Reproduce the data in its entirety, exactly as supplied.

## start Recorded information

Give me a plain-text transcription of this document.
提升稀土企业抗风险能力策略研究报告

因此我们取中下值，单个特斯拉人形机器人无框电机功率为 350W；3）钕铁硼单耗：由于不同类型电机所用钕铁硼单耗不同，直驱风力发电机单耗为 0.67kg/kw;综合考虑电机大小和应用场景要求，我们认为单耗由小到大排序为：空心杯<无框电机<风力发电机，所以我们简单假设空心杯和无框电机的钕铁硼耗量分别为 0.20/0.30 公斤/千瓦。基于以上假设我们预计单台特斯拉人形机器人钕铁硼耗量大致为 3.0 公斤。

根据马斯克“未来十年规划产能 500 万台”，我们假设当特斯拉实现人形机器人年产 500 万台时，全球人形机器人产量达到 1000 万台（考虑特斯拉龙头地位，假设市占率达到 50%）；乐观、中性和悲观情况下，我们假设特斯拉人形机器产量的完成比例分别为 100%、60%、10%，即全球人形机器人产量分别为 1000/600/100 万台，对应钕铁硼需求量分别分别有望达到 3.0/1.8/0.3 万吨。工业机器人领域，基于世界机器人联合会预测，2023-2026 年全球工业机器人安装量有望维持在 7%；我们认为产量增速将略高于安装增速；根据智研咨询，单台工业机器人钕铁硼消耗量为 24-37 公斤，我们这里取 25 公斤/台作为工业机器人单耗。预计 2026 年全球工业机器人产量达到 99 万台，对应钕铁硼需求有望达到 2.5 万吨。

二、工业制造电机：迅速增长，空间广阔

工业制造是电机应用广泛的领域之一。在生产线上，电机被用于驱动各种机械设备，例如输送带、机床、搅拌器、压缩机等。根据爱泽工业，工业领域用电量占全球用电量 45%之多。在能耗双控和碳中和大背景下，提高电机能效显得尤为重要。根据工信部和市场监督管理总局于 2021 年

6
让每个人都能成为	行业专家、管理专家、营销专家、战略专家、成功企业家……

## end Recorded information

◆ **Task output**:
Give me a plain-text transcription of this document.
提升稀土企业抗风险能力策略研究报告

因此我们取中下值，单个特斯拉人形机器人无框电机功率为 350W；3）钕铁硼单耗：由于不同类型电机所用钕铁硼单耗不同，直驱风力发电机单耗为 0.67kg/kw;综合考虑电机大小和应用场景要求，我们认为单耗由小到大排序为：空心杯<无框电机<风力发电机，所以我们简单假设空心杯和无框电机的钕铁硼耗量分别为 0.20/0.30 公斤/千瓦。基于以上假设我们预计单台特斯拉人形机器人钕铁硼耗量大致为 3.0 公斤。

根据马斯克“未来十年规划产能 500 万台”，我们假设当特斯拉实现人形机器人年产 500 万台时，全球人形机器人产量达到 1000 万台（考虑特斯拉龙头地位，假设市占率达到 50%）；乐观、中性和悲观情况下，我们假设特斯拉人形机器产量的完成比例分别为 100%、60%、10%，即全球人形机器人产量分别为 1000/600/100 万台，对应钕铁硼需求量分别分别有望达到 3.0/1.8/0.3 万吨。工业机器人领域，基于世界机器人联合会预测，2023-2026 年全球工业机器人安装量有望维持在 7%；我们认为产量增速将略高于安装增速；根据智研咨询，单台工业机器人钕铁硼消耗量为 24-37 公斤，我们这里取 25 公斤/台作为工业机器人单耗。预计 2026 年全球工业机器人产量达到 99 万台，对应钕铁硼需求有望达到 2.5 万吨。

二、工业制造电机：迅速增长，空间广阔

工业制造是电机应用广泛的领域之一。在生产线上，电机被用于驱动各种机械设备，例如输送带、机床、搅拌器、压缩机等。根据爱泽工业，工业领域用电量占全球用电量 45%之多。在能耗双控和碳中和大背景下，提高电机能效显得尤为重要。根据工信部和市场监督管理总局于 2021 年

6
让每个人都能成为	行业专家、管理专家、营销专家、战略专家、成功企业家……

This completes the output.